## START

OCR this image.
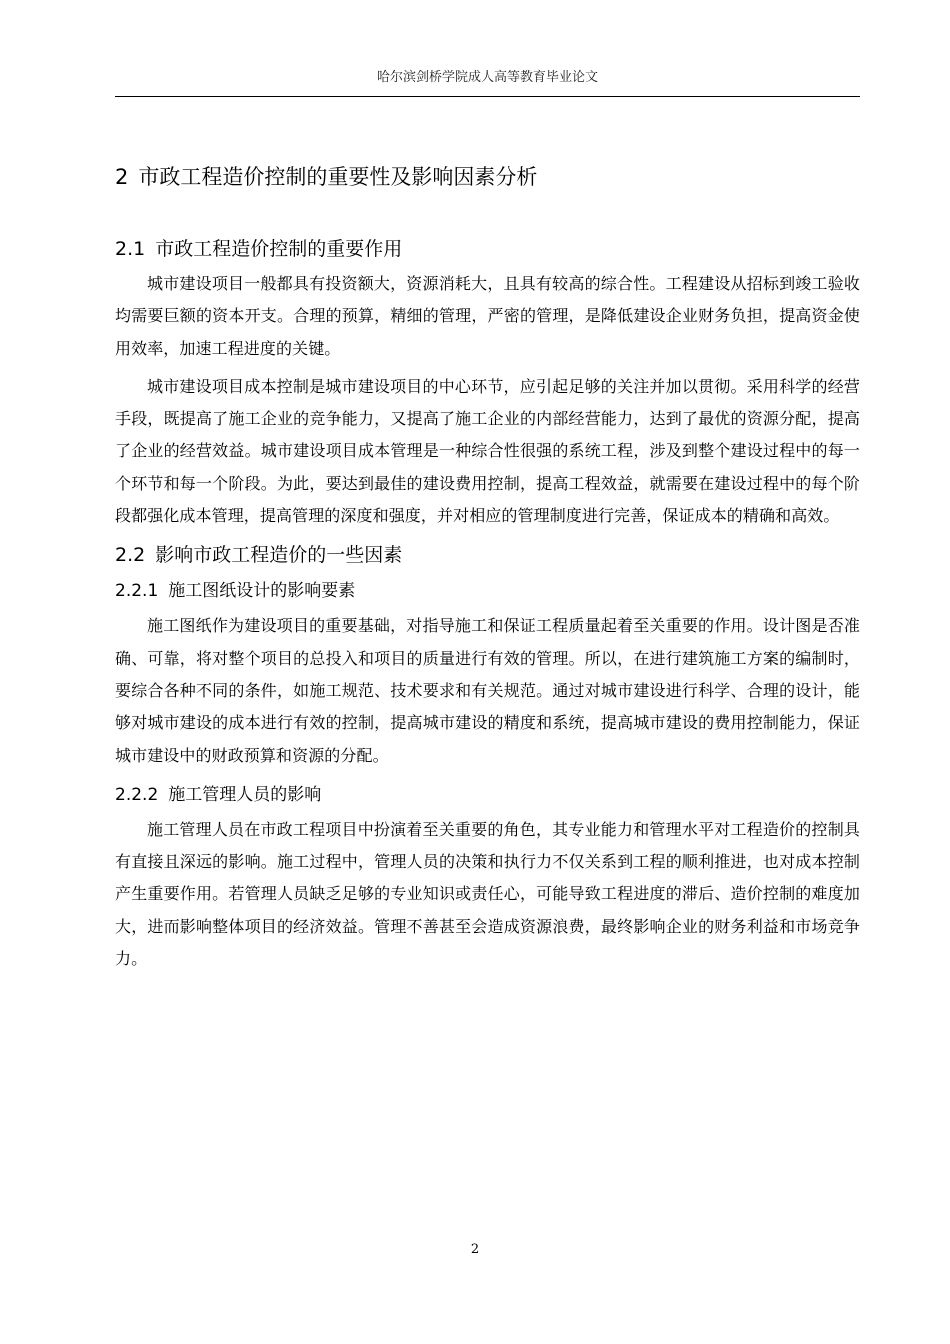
哈尔滨剑桥学院成人高等教育毕业论文
2 市政工程造价控制的重要性及影响因素分析
2.1 市政工程造价控制的重要作用

城市建设项目一般都具有投资额大，资源消耗大，且具有较高的综合性。工程建设从招标到竣工验收均需要巨额的资本开支。合理的预算，精细的管理，严密的管理，是降低建设企业财务负担，提高资金使用效率，加速工程进度的关键。

城市建设项目成本控制是城市建设项目的中心环节，应引起足够的关注并加以贯彻。采用科学的经营手段，既提高了施工企业的竞争能力，又提高了施工企业的内部经营能力，达到了最优的资源分配，提高了企业的经营效益。城市建设项目成本管理是一种综合性很强的系统工程，涉及到整个建设过程中的每一个环节和每一个阶段。为此，要达到最佳的建设费用控制，提高工程效益，就需要在建设过程中的每个阶段都强化成本管理，提高管理的深度和强度，并对相应的管理制度进行完善，保证成本的精确和高效。

2.2 影响市政工程造价的一些因素
2.2.1 施工图纸设计的影响要素

施工图纸作为建设项目的重要基础，对指导施工和保证工程质量起着至关重要的作用。设计图是否准确、可靠，将对整个项目的总投入和项目的质量进行有效的管理。所以，在进行建筑施工方案的编制时，要综合各种不同的条件，如施工规范、技术要求和有关规范。通过对城市建设进行科学、合理的设计，能够对城市建设的成本进行有效的控制，提高城市建设的精度和系统，提高城市建设的费用控制能力，保证城市建设中的财政预算和资源的分配。

2.2.2 施工管理人员的影响

施工管理人员在市政工程项目中扮演着至关重要的角色，其专业能力和管理水平对工程造价的控制具有直接且深远的影响。施工过程中，管理人员的决策和执行力不仅关系到工程的顺利推进，也对成本控制产生重要作用。若管理人员缺乏足够的专业知识或责任心，可能导致工程进度的滞后、造价控制的难度加大，进而影响整体项目的经济效益。管理不善甚至会造成资源浪费，最终影响企业的财务利益和市场竞争力。

2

## END

Using the records above, retype everything exactly except the pictures.

OCR this image.
哈尔滨剑桥学院成人高等教育毕业论文
2 市政工程造价控制的重要性及影响因素分析
2.1 市政工程造价控制的重要作用

城市建设项目一般都具有投资额大，资源消耗大，且具有较高的综合性。工程建设从招标到竣工验收均需要巨额的资本开支。合理的预算，精细的管理，严密的管理，是降低建设企业财务负担，提高资金使用效率，加速工程进度的关键。

城市建设项目成本控制是城市建设项目的中心环节，应引起足够的关注并加以贯彻。采用科学的经营手段，既提高了施工企业的竞争能力，又提高了施工企业的内部经营能力，达到了最优的资源分配，提高了企业的经营效益。城市建设项目成本管理是一种综合性很强的系统工程，涉及到整个建设过程中的每一个环节和每一个阶段。为此，要达到最佳的建设费用控制，提高工程效益，就需要在建设过程中的每个阶段都强化成本管理，提高管理的深度和强度，并对相应的管理制度进行完善，保证成本的精确和高效。

2.2 影响市政工程造价的一些因素
2.2.1 施工图纸设计的影响要素

施工图纸作为建设项目的重要基础，对指导施工和保证工程质量起着至关重要的作用。设计图是否准确、可靠，将对整个项目的总投入和项目的质量进行有效的管理。所以，在进行建筑施工方案的编制时，要综合各种不同的条件，如施工规范、技术要求和有关规范。通过对城市建设进行科学、合理的设计，能够对城市建设的成本进行有效的控制，提高城市建设的精度和系统，提高城市建设的费用控制能力，保证城市建设中的财政预算和资源的分配。

2.2.2 施工管理人员的影响

施工管理人员在市政工程项目中扮演着至关重要的角色，其专业能力和管理水平对工程造价的控制具有直接且深远的影响。施工过程中，管理人员的决策和执行力不仅关系到工程的顺利推进，也对成本控制产生重要作用。若管理人员缺乏足够的专业知识或责任心，可能导致工程进度的滞后、造价控制的难度加大，进而影响整体项目的经济效益。管理不善甚至会造成资源浪费，最终影响企业的财务利益和市场竞争力。

2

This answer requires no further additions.